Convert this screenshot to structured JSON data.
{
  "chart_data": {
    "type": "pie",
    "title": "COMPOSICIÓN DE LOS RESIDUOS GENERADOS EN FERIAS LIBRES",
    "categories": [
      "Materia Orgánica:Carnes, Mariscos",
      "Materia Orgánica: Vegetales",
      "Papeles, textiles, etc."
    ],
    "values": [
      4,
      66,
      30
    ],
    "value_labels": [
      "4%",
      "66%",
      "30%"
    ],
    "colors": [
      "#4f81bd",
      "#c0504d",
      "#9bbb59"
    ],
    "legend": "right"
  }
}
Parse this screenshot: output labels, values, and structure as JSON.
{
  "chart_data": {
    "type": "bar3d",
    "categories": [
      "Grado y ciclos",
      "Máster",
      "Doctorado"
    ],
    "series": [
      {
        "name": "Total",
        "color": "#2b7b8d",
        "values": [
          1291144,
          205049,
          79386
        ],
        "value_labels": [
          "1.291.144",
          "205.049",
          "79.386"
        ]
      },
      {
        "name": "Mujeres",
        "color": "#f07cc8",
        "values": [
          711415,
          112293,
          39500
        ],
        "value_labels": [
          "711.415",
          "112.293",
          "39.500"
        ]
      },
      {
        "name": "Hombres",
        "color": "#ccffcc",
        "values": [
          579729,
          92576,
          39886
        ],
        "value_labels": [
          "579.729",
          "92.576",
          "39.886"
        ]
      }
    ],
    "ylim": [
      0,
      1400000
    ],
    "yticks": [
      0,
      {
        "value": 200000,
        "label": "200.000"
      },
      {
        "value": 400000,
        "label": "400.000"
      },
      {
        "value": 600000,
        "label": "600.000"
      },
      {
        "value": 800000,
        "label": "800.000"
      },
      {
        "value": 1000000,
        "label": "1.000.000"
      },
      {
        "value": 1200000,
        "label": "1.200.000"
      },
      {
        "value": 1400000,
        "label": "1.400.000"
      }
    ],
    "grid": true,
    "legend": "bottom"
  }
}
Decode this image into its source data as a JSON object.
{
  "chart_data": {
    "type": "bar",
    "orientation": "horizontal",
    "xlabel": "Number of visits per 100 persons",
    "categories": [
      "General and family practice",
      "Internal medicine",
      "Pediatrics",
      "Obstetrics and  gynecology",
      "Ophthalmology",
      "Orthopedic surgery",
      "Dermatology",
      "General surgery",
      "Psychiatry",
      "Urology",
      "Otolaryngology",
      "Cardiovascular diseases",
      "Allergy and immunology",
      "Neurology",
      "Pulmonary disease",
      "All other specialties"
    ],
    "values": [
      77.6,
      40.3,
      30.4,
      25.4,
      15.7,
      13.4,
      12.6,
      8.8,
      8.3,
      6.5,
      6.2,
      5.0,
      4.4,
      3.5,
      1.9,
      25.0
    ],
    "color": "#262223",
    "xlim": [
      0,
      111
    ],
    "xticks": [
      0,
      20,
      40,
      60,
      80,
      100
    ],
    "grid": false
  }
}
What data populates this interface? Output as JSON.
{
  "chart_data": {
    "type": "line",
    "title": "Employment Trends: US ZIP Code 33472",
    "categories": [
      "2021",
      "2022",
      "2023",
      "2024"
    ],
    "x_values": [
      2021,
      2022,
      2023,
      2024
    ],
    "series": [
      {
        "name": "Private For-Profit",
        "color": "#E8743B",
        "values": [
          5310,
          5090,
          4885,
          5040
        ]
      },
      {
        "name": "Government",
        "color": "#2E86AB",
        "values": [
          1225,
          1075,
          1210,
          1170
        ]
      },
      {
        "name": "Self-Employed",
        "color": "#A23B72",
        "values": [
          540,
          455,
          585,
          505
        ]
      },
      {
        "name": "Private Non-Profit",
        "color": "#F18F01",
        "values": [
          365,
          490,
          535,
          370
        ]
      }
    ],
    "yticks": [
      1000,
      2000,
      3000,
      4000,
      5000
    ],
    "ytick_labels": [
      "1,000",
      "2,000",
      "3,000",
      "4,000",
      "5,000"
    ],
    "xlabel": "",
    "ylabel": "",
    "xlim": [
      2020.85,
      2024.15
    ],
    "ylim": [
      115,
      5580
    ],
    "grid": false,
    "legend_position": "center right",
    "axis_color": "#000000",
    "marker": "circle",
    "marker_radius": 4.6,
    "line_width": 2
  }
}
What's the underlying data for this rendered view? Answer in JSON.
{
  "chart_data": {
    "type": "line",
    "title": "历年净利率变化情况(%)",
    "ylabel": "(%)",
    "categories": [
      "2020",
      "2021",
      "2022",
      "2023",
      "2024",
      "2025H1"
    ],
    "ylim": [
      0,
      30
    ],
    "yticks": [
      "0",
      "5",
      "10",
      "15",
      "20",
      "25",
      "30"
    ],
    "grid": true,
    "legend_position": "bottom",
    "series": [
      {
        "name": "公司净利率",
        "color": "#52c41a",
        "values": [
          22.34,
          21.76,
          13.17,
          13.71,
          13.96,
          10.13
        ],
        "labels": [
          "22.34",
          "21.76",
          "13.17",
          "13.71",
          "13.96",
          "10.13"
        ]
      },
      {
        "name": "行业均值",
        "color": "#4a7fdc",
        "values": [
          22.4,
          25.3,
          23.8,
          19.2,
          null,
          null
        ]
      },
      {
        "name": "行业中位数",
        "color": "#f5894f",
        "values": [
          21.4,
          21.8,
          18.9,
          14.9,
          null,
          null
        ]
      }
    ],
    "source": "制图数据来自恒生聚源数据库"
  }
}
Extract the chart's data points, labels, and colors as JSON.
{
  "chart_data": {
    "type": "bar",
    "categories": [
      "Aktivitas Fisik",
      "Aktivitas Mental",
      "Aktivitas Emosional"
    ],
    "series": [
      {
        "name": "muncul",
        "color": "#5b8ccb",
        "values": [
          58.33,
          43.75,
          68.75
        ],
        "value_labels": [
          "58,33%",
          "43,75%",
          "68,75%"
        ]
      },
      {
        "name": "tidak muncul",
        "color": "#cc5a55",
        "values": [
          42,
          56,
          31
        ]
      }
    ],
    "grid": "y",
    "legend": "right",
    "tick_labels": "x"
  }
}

Objective -> Copy out every line in the entries above that holds "bottom".

Result of the task ->
    "legend": "bottom"
    "legend_position": "bottom",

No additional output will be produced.